Task — Once the pictures have been set aside, copy every remaining entry exactly.

Data extract —

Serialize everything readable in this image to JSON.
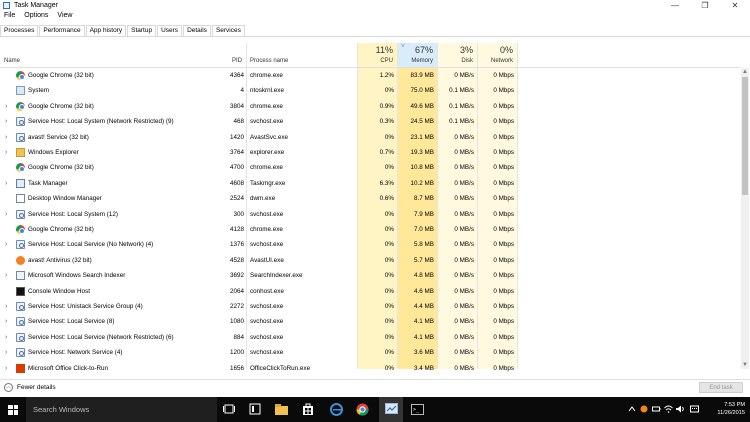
{
  "window": {
    "title": "Task Manager",
    "controls": [
      "—",
      "❐",
      "✕"
    ]
  },
  "menu": [
    "File",
    "Options",
    "View"
  ],
  "tabs": [
    "Processes",
    "Performance",
    "App history",
    "Startup",
    "Users",
    "Details",
    "Services"
  ],
  "header": {
    "name": "Name",
    "pid": "PID",
    "process_name": "Process name",
    "cpu_pct": "11%",
    "cpu": "CPU",
    "memory_pct": "67%",
    "memory": "Memory",
    "disk_pct": "3%",
    "disk": "Disk",
    "network_pct": "0%",
    "network": "Network",
    "sort_indicator": "˅"
  },
  "rows": [
    {
      "expand": false,
      "icon": "chrome-icon",
      "name": "Google Chrome (32 bit)",
      "pid": "4364",
      "proc": "chrome.exe",
      "cpu": "1.2%",
      "mem": "83.9 MB",
      "disk": "0 MB/s",
      "net": "0 Mbps"
    },
    {
      "expand": false,
      "icon": "system-icon",
      "name": "System",
      "pid": "4",
      "proc": "ntoskrnl.exe",
      "cpu": "0%",
      "mem": "75.0 MB",
      "disk": "0.1 MB/s",
      "net": "0 Mbps"
    },
    {
      "expand": true,
      "icon": "chrome-icon",
      "name": "Google Chrome (32 bit)",
      "pid": "3804",
      "proc": "chrome.exe",
      "cpu": "0.9%",
      "mem": "49.6 MB",
      "disk": "0.1 MB/s",
      "net": "0 Mbps"
    },
    {
      "expand": true,
      "icon": "service-host-icon",
      "name": "Service Host: Local System (Network Restricted) (9)",
      "pid": "468",
      "proc": "svchost.exe",
      "cpu": "0.3%",
      "mem": "24.5 MB",
      "disk": "0.1 MB/s",
      "net": "0 Mbps"
    },
    {
      "expand": true,
      "icon": "service-host-icon",
      "name": "avast! Service (32 bit)",
      "pid": "1420",
      "proc": "AvastSvc.exe",
      "cpu": "0%",
      "mem": "23.1 MB",
      "disk": "0 MB/s",
      "net": "0 Mbps"
    },
    {
      "expand": true,
      "icon": "explorer-icon",
      "name": "Windows Explorer",
      "pid": "3764",
      "proc": "explorer.exe",
      "cpu": "0.7%",
      "mem": "19.3 MB",
      "disk": "0 MB/s",
      "net": "0 Mbps"
    },
    {
      "expand": false,
      "icon": "chrome-icon",
      "name": "Google Chrome (32 bit)",
      "pid": "4700",
      "proc": "chrome.exe",
      "cpu": "0%",
      "mem": "10.8 MB",
      "disk": "0 MB/s",
      "net": "0 Mbps"
    },
    {
      "expand": true,
      "icon": "task-manager-icon",
      "name": "Task Manager",
      "pid": "4608",
      "proc": "Taskmgr.exe",
      "cpu": "6.3%",
      "mem": "10.2 MB",
      "disk": "0 MB/s",
      "net": "0 Mbps"
    },
    {
      "expand": false,
      "icon": "desktop-window-manager-icon",
      "name": "Desktop Window Manager",
      "pid": "2524",
      "proc": "dwm.exe",
      "cpu": "0.6%",
      "mem": "8.7 MB",
      "disk": "0 MB/s",
      "net": "0 Mbps"
    },
    {
      "expand": true,
      "icon": "service-host-icon",
      "name": "Service Host: Local System (12)",
      "pid": "300",
      "proc": "svchost.exe",
      "cpu": "0%",
      "mem": "7.9 MB",
      "disk": "0 MB/s",
      "net": "0 Mbps"
    },
    {
      "expand": false,
      "icon": "chrome-icon",
      "name": "Google Chrome (32 bit)",
      "pid": "4128",
      "proc": "chrome.exe",
      "cpu": "0%",
      "mem": "7.0 MB",
      "disk": "0 MB/s",
      "net": "0 Mbps"
    },
    {
      "expand": true,
      "icon": "service-host-icon",
      "name": "Service Host: Local Service (No Network) (4)",
      "pid": "1376",
      "proc": "svchost.exe",
      "cpu": "0%",
      "mem": "5.8 MB",
      "disk": "0 MB/s",
      "net": "0 Mbps"
    },
    {
      "expand": false,
      "icon": "avast-icon",
      "name": "avast! Antivirus (32 bit)",
      "pid": "4528",
      "proc": "AvastUI.exe",
      "cpu": "0%",
      "mem": "5.7 MB",
      "disk": "0 MB/s",
      "net": "0 Mbps"
    },
    {
      "expand": true,
      "icon": "search-indexer-icon",
      "name": "Microsoft Windows Search Indexer",
      "pid": "3692",
      "proc": "SearchIndexer.exe",
      "cpu": "0%",
      "mem": "4.8 MB",
      "disk": "0 MB/s",
      "net": "0 Mbps"
    },
    {
      "expand": false,
      "icon": "console-icon",
      "name": "Console Window Host",
      "pid": "2064",
      "proc": "conhost.exe",
      "cpu": "0%",
      "mem": "4.6 MB",
      "disk": "0 MB/s",
      "net": "0 Mbps"
    },
    {
      "expand": true,
      "icon": "service-host-icon",
      "name": "Service Host: Unistack Service Group (4)",
      "pid": "2272",
      "proc": "svchost.exe",
      "cpu": "0%",
      "mem": "4.4 MB",
      "disk": "0 MB/s",
      "net": "0 Mbps"
    },
    {
      "expand": true,
      "icon": "service-host-icon",
      "name": "Service Host: Local Service (8)",
      "pid": "1080",
      "proc": "svchost.exe",
      "cpu": "0%",
      "mem": "4.1 MB",
      "disk": "0 MB/s",
      "net": "0 Mbps"
    },
    {
      "expand": true,
      "icon": "service-host-icon",
      "name": "Service Host: Local Service (Network Restricted) (6)",
      "pid": "884",
      "proc": "svchost.exe",
      "cpu": "0%",
      "mem": "4.1 MB",
      "disk": "0 MB/s",
      "net": "0 Mbps"
    },
    {
      "expand": true,
      "icon": "service-host-icon",
      "name": "Service Host: Network Service (4)",
      "pid": "1200",
      "proc": "svchost.exe",
      "cpu": "0%",
      "mem": "3.6 MB",
      "disk": "0 MB/s",
      "net": "0 Mbps"
    },
    {
      "expand": true,
      "icon": "office-icon",
      "name": "Microsoft Office Click-to-Run",
      "pid": "1656",
      "proc": "OfficeClickToRun.exe",
      "cpu": "0%",
      "mem": "3.4 MB",
      "disk": "0 MB/s",
      "net": "0 Mbps"
    }
  ],
  "footer": {
    "fewer_details": "Fewer details",
    "end_task": "End task"
  },
  "taskbar": {
    "search_placeholder": "Search Windows",
    "time": "7:53 PM",
    "date": "11/26/2015"
  },
  "colors": {
    "cpu_col": "#fff4c4",
    "mem_col": "#ffe89a",
    "mem_header": "#d9ecfa",
    "light_col": "#fff9df"
  }
}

Output of the exercise —
Serialize everything readable in this image to JSON.
{
  "window": {
    "title": "Task Manager",
    "controls": [
      "—",
      "❐",
      "✕"
    ]
  },
  "menu": [
    "File",
    "Options",
    "View"
  ],
  "tabs": [
    "Processes",
    "Performance",
    "App history",
    "Startup",
    "Users",
    "Details",
    "Services"
  ],
  "header": {
    "name": "Name",
    "pid": "PID",
    "process_name": "Process name",
    "cpu_pct": "11%",
    "cpu": "CPU",
    "memory_pct": "67%",
    "memory": "Memory",
    "disk_pct": "3%",
    "disk": "Disk",
    "network_pct": "0%",
    "network": "Network",
    "sort_indicator": "˅"
  },
  "rows": [
    {
      "expand": false,
      "icon": "chrome-icon",
      "name": "Google Chrome (32 bit)",
      "pid": "4364",
      "proc": "chrome.exe",
      "cpu": "1.2%",
      "mem": "83.9 MB",
      "disk": "0 MB/s",
      "net": "0 Mbps"
    },
    {
      "expand": false,
      "icon": "system-icon",
      "name": "System",
      "pid": "4",
      "proc": "ntoskrnl.exe",
      "cpu": "0%",
      "mem": "75.0 MB",
      "disk": "0.1 MB/s",
      "net": "0 Mbps"
    },
    {
      "expand": true,
      "icon": "chrome-icon",
      "name": "Google Chrome (32 bit)",
      "pid": "3804",
      "proc": "chrome.exe",
      "cpu": "0.9%",
      "mem": "49.6 MB",
      "disk": "0.1 MB/s",
      "net": "0 Mbps"
    },
    {
      "expand": true,
      "icon": "service-host-icon",
      "name": "Service Host: Local System (Network Restricted) (9)",
      "pid": "468",
      "proc": "svchost.exe",
      "cpu": "0.3%",
      "mem": "24.5 MB",
      "disk": "0.1 MB/s",
      "net": "0 Mbps"
    },
    {
      "expand": true,
      "icon": "service-host-icon",
      "name": "avast! Service (32 bit)",
      "pid": "1420",
      "proc": "AvastSvc.exe",
      "cpu": "0%",
      "mem": "23.1 MB",
      "disk": "0 MB/s",
      "net": "0 Mbps"
    },
    {
      "expand": true,
      "icon": "explorer-icon",
      "name": "Windows Explorer",
      "pid": "3764",
      "proc": "explorer.exe",
      "cpu": "0.7%",
      "mem": "19.3 MB",
      "disk": "0 MB/s",
      "net": "0 Mbps"
    },
    {
      "expand": false,
      "icon": "chrome-icon",
      "name": "Google Chrome (32 bit)",
      "pid": "4700",
      "proc": "chrome.exe",
      "cpu": "0%",
      "mem": "10.8 MB",
      "disk": "0 MB/s",
      "net": "0 Mbps"
    },
    {
      "expand": true,
      "icon": "task-manager-icon",
      "name": "Task Manager",
      "pid": "4608",
      "proc": "Taskmgr.exe",
      "cpu": "6.3%",
      "mem": "10.2 MB",
      "disk": "0 MB/s",
      "net": "0 Mbps"
    },
    {
      "expand": false,
      "icon": "desktop-window-manager-icon",
      "name": "Desktop Window Manager",
      "pid": "2524",
      "proc": "dwm.exe",
      "cpu": "0.6%",
      "mem": "8.7 MB",
      "disk": "0 MB/s",
      "net": "0 Mbps"
    },
    {
      "expand": true,
      "icon": "service-host-icon",
      "name": "Service Host: Local System (12)",
      "pid": "300",
      "proc": "svchost.exe",
      "cpu": "0%",
      "mem": "7.9 MB",
      "disk": "0 MB/s",
      "net": "0 Mbps"
    },
    {
      "expand": false,
      "icon": "chrome-icon",
      "name": "Google Chrome (32 bit)",
      "pid": "4128",
      "proc": "chrome.exe",
      "cpu": "0%",
      "mem": "7.0 MB",
      "disk": "0 MB/s",
      "net": "0 Mbps"
    },
    {
      "expand": true,
      "icon": "service-host-icon",
      "name": "Service Host: Local Service (No Network) (4)",
      "pid": "1376",
      "proc": "svchost.exe",
      "cpu": "0%",
      "mem": "5.8 MB",
      "disk": "0 MB/s",
      "net": "0 Mbps"
    },
    {
      "expand": false,
      "icon": "avast-icon",
      "name": "avast! Antivirus (32 bit)",
      "pid": "4528",
      "proc": "AvastUI.exe",
      "cpu": "0%",
      "mem": "5.7 MB",
      "disk": "0 MB/s",
      "net": "0 Mbps"
    },
    {
      "expand": true,
      "icon": "search-indexer-icon",
      "name": "Microsoft Windows Search Indexer",
      "pid": "3692",
      "proc": "SearchIndexer.exe",
      "cpu": "0%",
      "mem": "4.8 MB",
      "disk": "0 MB/s",
      "net": "0 Mbps"
    },
    {
      "expand": false,
      "icon": "console-icon",
      "name": "Console Window Host",
      "pid": "2064",
      "proc": "conhost.exe",
      "cpu": "0%",
      "mem": "4.6 MB",
      "disk": "0 MB/s",
      "net": "0 Mbps"
    },
    {
      "expand": true,
      "icon": "service-host-icon",
      "name": "Service Host: Unistack Service Group (4)",
      "pid": "2272",
      "proc": "svchost.exe",
      "cpu": "0%",
      "mem": "4.4 MB",
      "disk": "0 MB/s",
      "net": "0 Mbps"
    },
    {
      "expand": true,
      "icon": "service-host-icon",
      "name": "Service Host: Local Service (8)",
      "pid": "1080",
      "proc": "svchost.exe",
      "cpu": "0%",
      "mem": "4.1 MB",
      "disk": "0 MB/s",
      "net": "0 Mbps"
    },
    {
      "expand": true,
      "icon": "service-host-icon",
      "name": "Service Host: Local Service (Network Restricted) (6)",
      "pid": "884",
      "proc": "svchost.exe",
      "cpu": "0%",
      "mem": "4.1 MB",
      "disk": "0 MB/s",
      "net": "0 Mbps"
    },
    {
      "expand": true,
      "icon": "service-host-icon",
      "name": "Service Host: Network Service (4)",
      "pid": "1200",
      "proc": "svchost.exe",
      "cpu": "0%",
      "mem": "3.6 MB",
      "disk": "0 MB/s",
      "net": "0 Mbps"
    },
    {
      "expand": true,
      "icon": "office-icon",
      "name": "Microsoft Office Click-to-Run",
      "pid": "1656",
      "proc": "OfficeClickToRun.exe",
      "cpu": "0%",
      "mem": "3.4 MB",
      "disk": "0 MB/s",
      "net": "0 Mbps"
    }
  ],
  "footer": {
    "fewer_details": "Fewer details",
    "end_task": "End task"
  },
  "taskbar": {
    "search_placeholder": "Search Windows",
    "time": "7:53 PM",
    "date": "11/26/2015"
  },
  "colors": {
    "cpu_col": "#fff4c4",
    "mem_col": "#ffe89a",
    "mem_header": "#d9ecfa",
    "light_col": "#fff9df"
  }
}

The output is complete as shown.